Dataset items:
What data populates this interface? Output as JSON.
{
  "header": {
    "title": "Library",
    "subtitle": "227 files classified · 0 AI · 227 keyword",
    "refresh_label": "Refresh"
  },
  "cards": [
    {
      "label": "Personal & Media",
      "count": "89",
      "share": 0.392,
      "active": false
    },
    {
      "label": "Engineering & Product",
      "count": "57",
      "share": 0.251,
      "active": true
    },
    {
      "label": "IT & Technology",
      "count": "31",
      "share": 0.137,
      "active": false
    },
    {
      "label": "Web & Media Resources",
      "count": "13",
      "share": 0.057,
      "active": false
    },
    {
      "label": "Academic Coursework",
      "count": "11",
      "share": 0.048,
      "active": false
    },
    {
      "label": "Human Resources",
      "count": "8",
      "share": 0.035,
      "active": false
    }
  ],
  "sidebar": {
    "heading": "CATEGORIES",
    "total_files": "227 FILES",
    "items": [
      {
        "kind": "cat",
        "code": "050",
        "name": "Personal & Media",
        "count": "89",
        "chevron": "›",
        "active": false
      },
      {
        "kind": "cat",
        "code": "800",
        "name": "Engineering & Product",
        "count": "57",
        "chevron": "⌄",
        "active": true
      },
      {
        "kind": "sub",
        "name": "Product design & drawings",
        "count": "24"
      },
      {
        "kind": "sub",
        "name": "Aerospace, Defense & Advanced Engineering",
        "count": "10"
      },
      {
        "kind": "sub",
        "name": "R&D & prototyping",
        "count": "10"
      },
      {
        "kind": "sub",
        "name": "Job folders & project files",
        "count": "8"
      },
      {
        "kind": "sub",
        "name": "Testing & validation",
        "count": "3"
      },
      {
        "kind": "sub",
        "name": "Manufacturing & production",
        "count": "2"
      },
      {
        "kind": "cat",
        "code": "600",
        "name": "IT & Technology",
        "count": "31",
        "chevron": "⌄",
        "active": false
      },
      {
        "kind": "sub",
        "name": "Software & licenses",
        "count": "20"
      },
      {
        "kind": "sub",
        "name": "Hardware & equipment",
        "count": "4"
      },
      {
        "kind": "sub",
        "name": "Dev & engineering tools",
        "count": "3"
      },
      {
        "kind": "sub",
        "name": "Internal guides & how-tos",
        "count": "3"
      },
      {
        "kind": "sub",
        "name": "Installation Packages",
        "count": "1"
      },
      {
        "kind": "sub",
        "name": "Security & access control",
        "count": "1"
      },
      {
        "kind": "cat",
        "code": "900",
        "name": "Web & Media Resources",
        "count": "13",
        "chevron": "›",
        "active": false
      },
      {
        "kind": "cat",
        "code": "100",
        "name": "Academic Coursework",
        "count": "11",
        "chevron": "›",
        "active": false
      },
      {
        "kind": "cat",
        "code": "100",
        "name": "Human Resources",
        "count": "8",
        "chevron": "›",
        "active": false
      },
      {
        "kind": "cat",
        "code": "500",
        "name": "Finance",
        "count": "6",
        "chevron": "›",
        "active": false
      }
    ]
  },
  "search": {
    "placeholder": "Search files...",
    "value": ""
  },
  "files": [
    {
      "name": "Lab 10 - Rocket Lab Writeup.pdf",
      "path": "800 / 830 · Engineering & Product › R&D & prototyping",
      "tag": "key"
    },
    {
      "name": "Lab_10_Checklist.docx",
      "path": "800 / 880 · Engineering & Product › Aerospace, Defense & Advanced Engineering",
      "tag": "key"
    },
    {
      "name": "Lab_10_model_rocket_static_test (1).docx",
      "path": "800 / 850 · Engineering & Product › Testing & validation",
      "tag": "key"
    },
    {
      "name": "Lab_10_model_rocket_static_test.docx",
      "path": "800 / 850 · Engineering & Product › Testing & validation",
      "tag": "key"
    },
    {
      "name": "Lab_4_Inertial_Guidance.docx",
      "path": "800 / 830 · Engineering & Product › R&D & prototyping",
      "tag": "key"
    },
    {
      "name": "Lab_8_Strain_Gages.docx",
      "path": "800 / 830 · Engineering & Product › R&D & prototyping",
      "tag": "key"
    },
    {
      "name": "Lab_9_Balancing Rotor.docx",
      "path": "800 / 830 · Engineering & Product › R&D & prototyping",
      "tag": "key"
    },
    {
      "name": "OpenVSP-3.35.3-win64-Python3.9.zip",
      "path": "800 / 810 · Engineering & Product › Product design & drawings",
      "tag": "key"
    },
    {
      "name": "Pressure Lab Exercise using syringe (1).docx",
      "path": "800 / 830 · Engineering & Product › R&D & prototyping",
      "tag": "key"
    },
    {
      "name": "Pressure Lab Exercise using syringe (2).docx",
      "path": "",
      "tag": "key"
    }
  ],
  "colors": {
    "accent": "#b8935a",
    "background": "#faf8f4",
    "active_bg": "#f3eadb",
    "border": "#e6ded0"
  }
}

### What is expected
In this exercise, repeat all entries exactly.

### Answer to this problem
What data populates this interface? Output as JSON.
{
  "header": {
    "title": "Library",
    "subtitle": "227 files classified · 0 AI · 227 keyword",
    "refresh_label": "Refresh"
  },
  "cards": [
    {
      "label": "Personal & Media",
      "count": "89",
      "share": 0.392,
      "active": false
    },
    {
      "label": "Engineering & Product",
      "count": "57",
      "share": 0.251,
      "active": true
    },
    {
      "label": "IT & Technology",
      "count": "31",
      "share": 0.137,
      "active": false
    },
    {
      "label": "Web & Media Resources",
      "count": "13",
      "share": 0.057,
      "active": false
    },
    {
      "label": "Academic Coursework",
      "count": "11",
      "share": 0.048,
      "active": false
    },
    {
      "label": "Human Resources",
      "count": "8",
      "share": 0.035,
      "active": false
    }
  ],
  "sidebar": {
    "heading": "CATEGORIES",
    "total_files": "227 FILES",
    "items": [
      {
        "kind": "cat",
        "code": "050",
        "name": "Personal & Media",
        "count": "89",
        "chevron": "›",
        "active": false
      },
      {
        "kind": "cat",
        "code": "800",
        "name": "Engineering & Product",
        "count": "57",
        "chevron": "⌄",
        "active": true
      },
      {
        "kind": "sub",
        "name": "Product design & drawings",
        "count": "24"
      },
      {
        "kind": "sub",
        "name": "Aerospace, Defense & Advanced Engineering",
        "count": "10"
      },
      {
        "kind": "sub",
        "name": "R&D & prototyping",
        "count": "10"
      },
      {
        "kind": "sub",
        "name": "Job folders & project files",
        "count": "8"
      },
      {
        "kind": "sub",
        "name": "Testing & validation",
        "count": "3"
      },
      {
        "kind": "sub",
        "name": "Manufacturing & production",
        "count": "2"
      },
      {
        "kind": "cat",
        "code": "600",
        "name": "IT & Technology",
        "count": "31",
        "chevron": "⌄",
        "active": false
      },
      {
        "kind": "sub",
        "name": "Software & licenses",
        "count": "20"
      },
      {
        "kind": "sub",
        "name": "Hardware & equipment",
        "count": "4"
      },
      {
        "kind": "sub",
        "name": "Dev & engineering tools",
        "count": "3"
      },
      {
        "kind": "sub",
        "name": "Internal guides & how-tos",
        "count": "3"
      },
      {
        "kind": "sub",
        "name": "Installation Packages",
        "count": "1"
      },
      {
        "kind": "sub",
        "name": "Security & access control",
        "count": "1"
      },
      {
        "kind": "cat",
        "code": "900",
        "name": "Web & Media Resources",
        "count": "13",
        "chevron": "›",
        "active": false
      },
      {
        "kind": "cat",
        "code": "100",
        "name": "Academic Coursework",
        "count": "11",
        "chevron": "›",
        "active": false
      },
      {
        "kind": "cat",
        "code": "100",
        "name": "Human Resources",
        "count": "8",
        "chevron": "›",
        "active": false
      },
      {
        "kind": "cat",
        "code": "500",
        "name": "Finance",
        "count": "6",
        "chevron": "›",
        "active": false
      }
    ]
  },
  "search": {
    "placeholder": "Search files...",
    "value": ""
  },
  "files": [
    {
      "name": "Lab 10 - Rocket Lab Writeup.pdf",
      "path": "800 / 830 · Engineering & Product › R&D & prototyping",
      "tag": "key"
    },
    {
      "name": "Lab_10_Checklist.docx",
      "path": "800 / 880 · Engineering & Product › Aerospace, Defense & Advanced Engineering",
      "tag": "key"
    },
    {
      "name": "Lab_10_model_rocket_static_test (1).docx",
      "path": "800 / 850 · Engineering & Product › Testing & validation",
      "tag": "key"
    },
    {
      "name": "Lab_10_model_rocket_static_test.docx",
      "path": "800 / 850 · Engineering & Product › Testing & validation",
      "tag": "key"
    },
    {
      "name": "Lab_4_Inertial_Guidance.docx",
      "path": "800 / 830 · Engineering & Product › R&D & prototyping",
      "tag": "key"
    },
    {
      "name": "Lab_8_Strain_Gages.docx",
      "path": "800 / 830 · Engineering & Product › R&D & prototyping",
      "tag": "key"
    },
    {
      "name": "Lab_9_Balancing Rotor.docx",
      "path": "800 / 830 · Engineering & Product › R&D & prototyping",
      "tag": "key"
    },
    {
      "name": "OpenVSP-3.35.3-win64-Python3.9.zip",
      "path": "800 / 810 · Engineering & Product › Product design & drawings",
      "tag": "key"
    },
    {
      "name": "Pressure Lab Exercise using syringe (1).docx",
      "path": "800 / 830 · Engineering & Product › R&D & prototyping",
      "tag": "key"
    },
    {
      "name": "Pressure Lab Exercise using syringe (2).docx",
      "path": "",
      "tag": "key"
    }
  ],
  "colors": {
    "accent": "#b8935a",
    "background": "#faf8f4",
    "active_bg": "#f3eadb",
    "border": "#e6ded0"
  }
}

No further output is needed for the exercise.